EXERCISE DIRECTIONS ▸
Copy out the data below as written; omit any images.

RECORDS TO PROCESS ▸
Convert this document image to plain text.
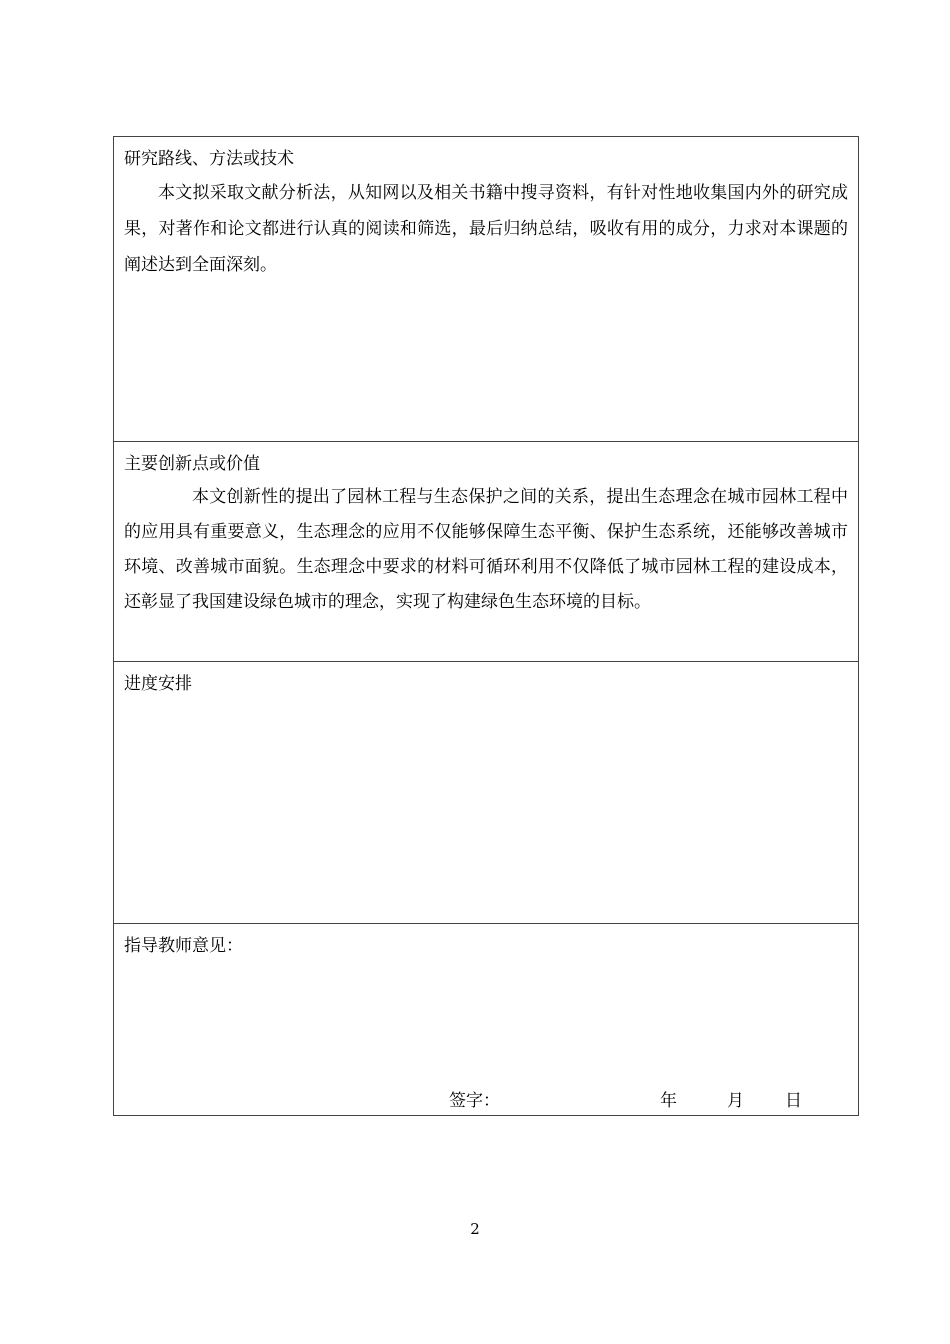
研究路线、方法或技术

本文拟采取文献分析法，从知网以及相关书籍中搜寻资料，有针对性地收集国内外的研究成果，对著作和论文都进行认真的阅读和筛选，最后归纳总结，吸收有用的成分，力求对本课题的阐述达到全面深刻。

主要创新点或价值

本文创新性的提出了园林工程与生态保护之间的关系，提出生态理念在城市园林工程中的应用具有重要意义，生态理念的应用不仅能够保障生态平衡、保护生态系统，还能够改善城市环境、改善城市面貌。生态理念中要求的材料可循环利用不仅降低了城市园林工程的建设成本，还彰显了我国建设绿色城市的理念，实现了构建绿色生态环境的目标。

进度安排

指导教师意见：

签字：	年	月 日
2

SOLVED EXERCISE ▸
Convert this document image to plain text.
研究路线、方法或技术

本文拟采取文献分析法，从知网以及相关书籍中搜寻资料，有针对性地收集国内外的研究成果，对著作和论文都进行认真的阅读和筛选，最后归纳总结，吸收有用的成分，力求对本课题的阐述达到全面深刻。

主要创新点或价值

本文创新性的提出了园林工程与生态保护之间的关系，提出生态理念在城市园林工程中的应用具有重要意义，生态理念的应用不仅能够保障生态平衡、保护生态系统，还能够改善城市环境、改善城市面貌。生态理念中要求的材料可循环利用不仅降低了城市园林工程的建设成本，还彰显了我国建设绿色城市的理念，实现了构建绿色生态环境的目标。

进度安排

指导教师意见：

签字：	年	月 日
2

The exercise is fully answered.